- _Written instruction_: For this exercise, repeat all of the material verbatim apart from its images.

- _Data shown_:
* start *

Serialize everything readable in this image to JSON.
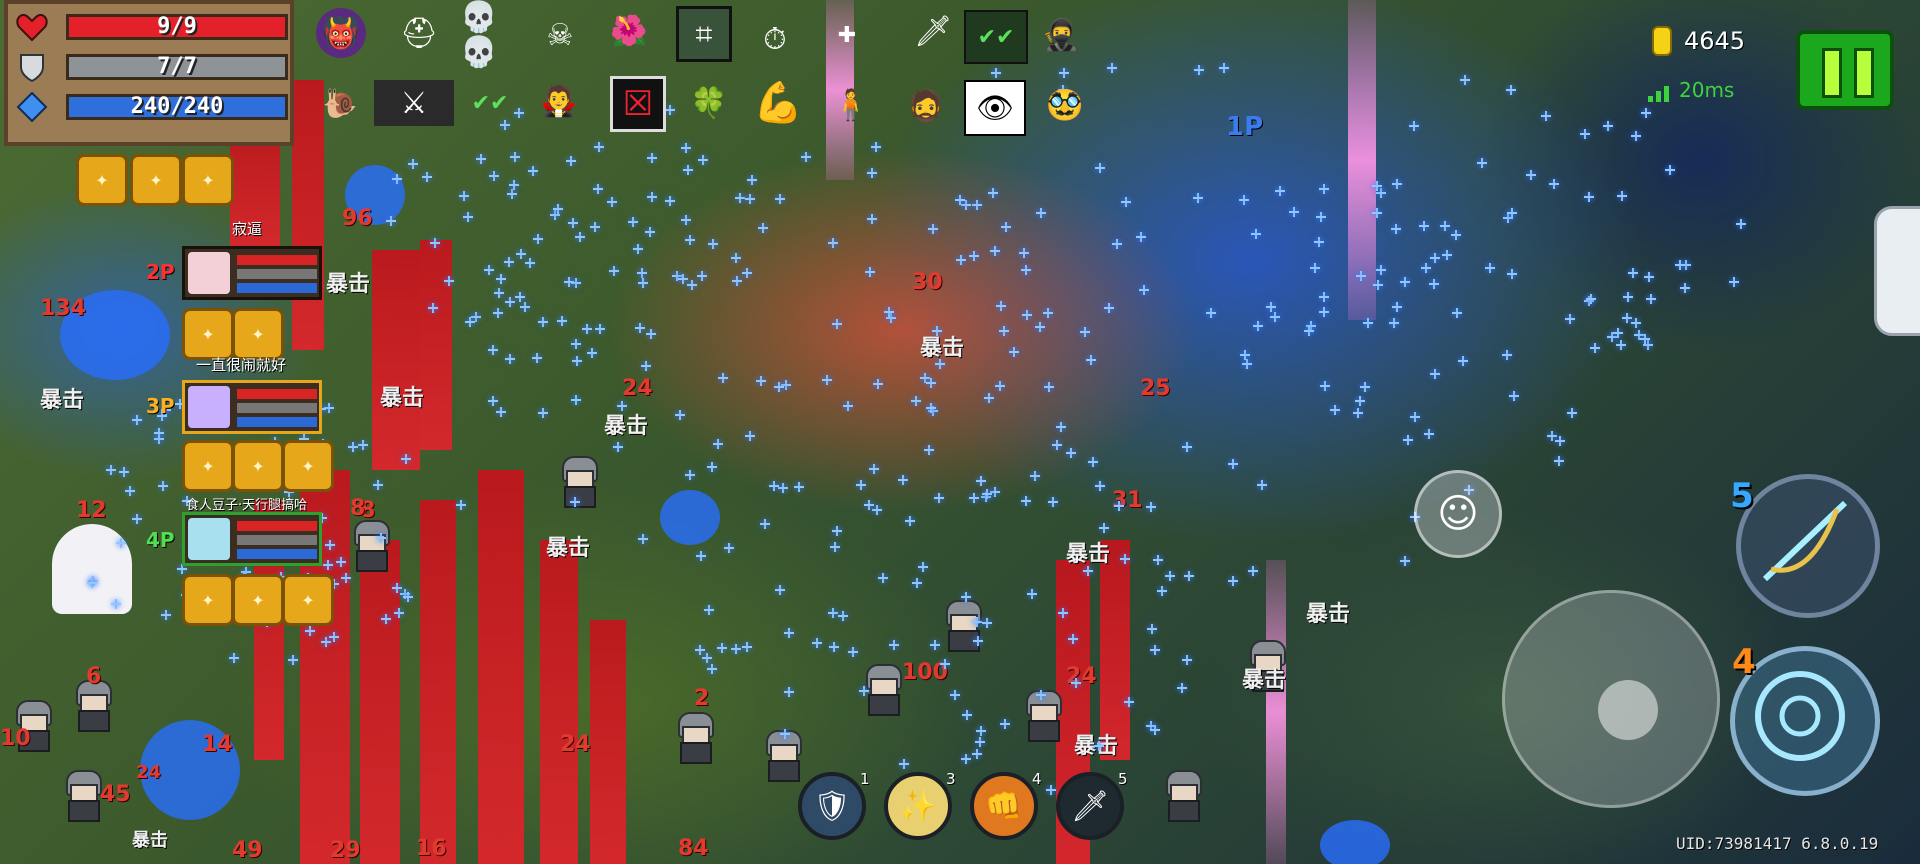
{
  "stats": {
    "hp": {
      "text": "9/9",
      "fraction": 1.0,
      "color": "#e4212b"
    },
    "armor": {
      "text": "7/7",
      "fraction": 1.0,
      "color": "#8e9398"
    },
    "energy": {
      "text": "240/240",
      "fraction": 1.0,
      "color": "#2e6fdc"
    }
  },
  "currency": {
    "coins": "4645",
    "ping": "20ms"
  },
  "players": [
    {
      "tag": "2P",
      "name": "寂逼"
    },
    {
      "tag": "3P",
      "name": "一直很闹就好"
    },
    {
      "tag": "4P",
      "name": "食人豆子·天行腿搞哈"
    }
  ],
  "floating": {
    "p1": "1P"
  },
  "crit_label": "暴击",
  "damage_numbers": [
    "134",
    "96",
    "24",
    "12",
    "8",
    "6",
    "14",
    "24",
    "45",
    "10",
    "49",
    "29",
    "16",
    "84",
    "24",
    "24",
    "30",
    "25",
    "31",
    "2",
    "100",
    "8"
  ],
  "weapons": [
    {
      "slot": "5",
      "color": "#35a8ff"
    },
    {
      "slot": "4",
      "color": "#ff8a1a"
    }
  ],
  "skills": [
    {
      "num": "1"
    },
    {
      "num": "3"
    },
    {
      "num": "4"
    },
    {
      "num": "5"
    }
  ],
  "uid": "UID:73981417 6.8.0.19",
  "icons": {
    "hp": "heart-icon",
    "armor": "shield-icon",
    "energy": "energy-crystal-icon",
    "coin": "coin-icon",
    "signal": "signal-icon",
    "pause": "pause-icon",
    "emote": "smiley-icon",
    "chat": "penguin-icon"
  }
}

* end *

- _Output_:
Serialize everything readable in this image to JSON.
{
  "stats": {
    "hp": {
      "text": "9/9",
      "fraction": 1.0,
      "color": "#e4212b"
    },
    "armor": {
      "text": "7/7",
      "fraction": 1.0,
      "color": "#8e9398"
    },
    "energy": {
      "text": "240/240",
      "fraction": 1.0,
      "color": "#2e6fdc"
    }
  },
  "currency": {
    "coins": "4645",
    "ping": "20ms"
  },
  "players": [
    {
      "tag": "2P",
      "name": "寂逼"
    },
    {
      "tag": "3P",
      "name": "一直很闹就好"
    },
    {
      "tag": "4P",
      "name": "食人豆子·天行腿搞哈"
    }
  ],
  "floating": {
    "p1": "1P"
  },
  "crit_label": "暴击",
  "damage_numbers": [
    "134",
    "96",
    "24",
    "12",
    "8",
    "6",
    "14",
    "24",
    "45",
    "10",
    "49",
    "29",
    "16",
    "84",
    "24",
    "24",
    "30",
    "25",
    "31",
    "2",
    "100",
    "8"
  ],
  "weapons": [
    {
      "slot": "5",
      "color": "#35a8ff"
    },
    {
      "slot": "4",
      "color": "#ff8a1a"
    }
  ],
  "skills": [
    {
      "num": "1"
    },
    {
      "num": "3"
    },
    {
      "num": "4"
    },
    {
      "num": "5"
    }
  ],
  "uid": "UID:73981417 6.8.0.19",
  "icons": {
    "hp": "heart-icon",
    "armor": "shield-icon",
    "energy": "energy-crystal-icon",
    "coin": "coin-icon",
    "signal": "signal-icon",
    "pause": "pause-icon",
    "emote": "smiley-icon",
    "chat": "penguin-icon"
  }
}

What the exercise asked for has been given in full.